-- begin RECORD SET --
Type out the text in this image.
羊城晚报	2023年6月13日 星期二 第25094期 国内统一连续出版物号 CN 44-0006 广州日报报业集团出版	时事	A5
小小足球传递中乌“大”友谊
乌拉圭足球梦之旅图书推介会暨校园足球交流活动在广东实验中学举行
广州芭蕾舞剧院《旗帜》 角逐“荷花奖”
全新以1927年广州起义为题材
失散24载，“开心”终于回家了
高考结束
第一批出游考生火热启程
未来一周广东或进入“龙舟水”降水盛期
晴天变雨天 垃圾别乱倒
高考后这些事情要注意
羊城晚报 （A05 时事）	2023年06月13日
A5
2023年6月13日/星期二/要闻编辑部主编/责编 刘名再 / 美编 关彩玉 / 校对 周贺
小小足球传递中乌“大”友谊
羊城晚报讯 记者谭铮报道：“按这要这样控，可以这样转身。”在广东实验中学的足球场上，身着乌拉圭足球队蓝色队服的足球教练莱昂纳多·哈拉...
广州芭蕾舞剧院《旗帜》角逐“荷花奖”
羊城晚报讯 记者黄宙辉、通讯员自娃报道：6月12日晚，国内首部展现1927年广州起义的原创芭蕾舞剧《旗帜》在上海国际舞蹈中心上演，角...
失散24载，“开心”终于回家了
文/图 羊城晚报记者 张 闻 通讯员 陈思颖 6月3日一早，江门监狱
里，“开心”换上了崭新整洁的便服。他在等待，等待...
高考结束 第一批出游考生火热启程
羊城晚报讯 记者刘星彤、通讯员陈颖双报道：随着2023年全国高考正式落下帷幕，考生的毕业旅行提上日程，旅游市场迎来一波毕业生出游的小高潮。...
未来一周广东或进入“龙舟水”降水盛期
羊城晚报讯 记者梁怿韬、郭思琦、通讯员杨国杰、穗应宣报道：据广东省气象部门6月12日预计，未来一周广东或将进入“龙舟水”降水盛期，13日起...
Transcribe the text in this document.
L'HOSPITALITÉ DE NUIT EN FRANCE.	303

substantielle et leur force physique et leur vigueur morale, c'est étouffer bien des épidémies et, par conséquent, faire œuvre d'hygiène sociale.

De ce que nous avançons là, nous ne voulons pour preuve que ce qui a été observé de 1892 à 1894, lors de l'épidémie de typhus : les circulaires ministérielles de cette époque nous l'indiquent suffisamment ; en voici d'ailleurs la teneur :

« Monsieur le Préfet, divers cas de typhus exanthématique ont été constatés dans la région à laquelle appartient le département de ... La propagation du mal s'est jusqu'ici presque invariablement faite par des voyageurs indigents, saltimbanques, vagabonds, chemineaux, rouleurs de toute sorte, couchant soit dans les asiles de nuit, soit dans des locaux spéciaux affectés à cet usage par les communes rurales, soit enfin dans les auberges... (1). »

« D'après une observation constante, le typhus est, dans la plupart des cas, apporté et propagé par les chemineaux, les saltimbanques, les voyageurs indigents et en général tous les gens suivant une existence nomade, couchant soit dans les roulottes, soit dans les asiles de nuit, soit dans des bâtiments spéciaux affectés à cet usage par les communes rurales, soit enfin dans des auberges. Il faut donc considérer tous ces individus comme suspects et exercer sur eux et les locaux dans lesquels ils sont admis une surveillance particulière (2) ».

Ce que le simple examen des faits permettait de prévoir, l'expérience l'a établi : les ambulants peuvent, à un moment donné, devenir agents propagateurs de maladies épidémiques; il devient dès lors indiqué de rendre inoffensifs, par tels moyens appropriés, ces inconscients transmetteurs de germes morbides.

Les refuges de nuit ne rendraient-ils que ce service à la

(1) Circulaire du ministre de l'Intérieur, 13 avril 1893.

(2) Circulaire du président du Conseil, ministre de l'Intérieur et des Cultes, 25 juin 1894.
-- end RECORD SET --
Your task is to return the full listing exactly as it was given.

EXERCISE OUTPUT =>
Type out the text in this image.
羊城晚报	2023年6月13日 星期二 第25094期 国内统一连续出版物号 CN 44-0006 广州日报报业集团出版	时事	A5
小小足球传递中乌“大”友谊
乌拉圭足球梦之旅图书推介会暨校园足球交流活动在广东实验中学举行
广州芭蕾舞剧院《旗帜》 角逐“荷花奖”
全新以1927年广州起义为题材
失散24载，“开心”终于回家了
高考结束
第一批出游考生火热启程
未来一周广东或进入“龙舟水”降水盛期
晴天变雨天 垃圾别乱倒
高考后这些事情要注意
羊城晚报 （A05 时事）	2023年06月13日
A5
2023年6月13日/星期二/要闻编辑部主编/责编 刘名再 / 美编 关彩玉 / 校对 周贺
小小足球传递中乌“大”友谊
羊城晚报讯 记者谭铮报道：“按这要这样控，可以这样转身。”在广东实验中学的足球场上，身着乌拉圭足球队蓝色队服的足球教练莱昂纳多·哈拉...
广州芭蕾舞剧院《旗帜》角逐“荷花奖”
羊城晚报讯 记者黄宙辉、通讯员自娃报道：6月12日晚，国内首部展现1927年广州起义的原创芭蕾舞剧《旗帜》在上海国际舞蹈中心上演，角...
失散24载，“开心”终于回家了
文/图 羊城晚报记者 张 闻 通讯员 陈思颖 6月3日一早，江门监狱
里，“开心”换上了崭新整洁的便服。他在等待，等待...
高考结束 第一批出游考生火热启程
羊城晚报讯 记者刘星彤、通讯员陈颖双报道：随着2023年全国高考正式落下帷幕，考生的毕业旅行提上日程，旅游市场迎来一波毕业生出游的小高潮。...
未来一周广东或进入“龙舟水”降水盛期
羊城晚报讯 记者梁怿韬、郭思琦、通讯员杨国杰、穗应宣报道：据广东省气象部门6月12日预计，未来一周广东或将进入“龙舟水”降水盛期，13日起...
Transcribe the text in this document.
L'HOSPITALITÉ DE NUIT EN FRANCE.	303

substantielle et leur force physique et leur vigueur morale, c'est étouffer bien des épidémies et, par conséquent, faire œuvre d'hygiène sociale.

De ce que nous avançons là, nous ne voulons pour preuve que ce qui a été observé de 1892 à 1894, lors de l'épidémie de typhus : les circulaires ministérielles de cette époque nous l'indiquent suffisamment ; en voici d'ailleurs la teneur :

« Monsieur le Préfet, divers cas de typhus exanthématique ont été constatés dans la région à laquelle appartient le département de ... La propagation du mal s'est jusqu'ici presque invariablement faite par des voyageurs indigents, saltimbanques, vagabonds, chemineaux, rouleurs de toute sorte, couchant soit dans les asiles de nuit, soit dans des locaux spéciaux affectés à cet usage par les communes rurales, soit enfin dans les auberges... (1). »

« D'après une observation constante, le typhus est, dans la plupart des cas, apporté et propagé par les chemineaux, les saltimbanques, les voyageurs indigents et en général tous les gens suivant une existence nomade, couchant soit dans les roulottes, soit dans les asiles de nuit, soit dans des bâtiments spéciaux affectés à cet usage par les communes rurales, soit enfin dans des auberges. Il faut donc considérer tous ces individus comme suspects et exercer sur eux et les locaux dans lesquels ils sont admis une surveillance particulière (2) ».

Ce que le simple examen des faits permettait de prévoir, l'expérience l'a établi : les ambulants peuvent, à un moment donné, devenir agents propagateurs de maladies épidémiques; il devient dès lors indiqué de rendre inoffensifs, par tels moyens appropriés, ces inconscients transmetteurs de germes morbides.

Les refuges de nuit ne rendraient-ils que ce service à la

(1) Circulaire du ministre de l'Intérieur, 13 avril 1893.

(2) Circulaire du président du Conseil, ministre de l'Intérieur et des Cultes, 25 juin 1894.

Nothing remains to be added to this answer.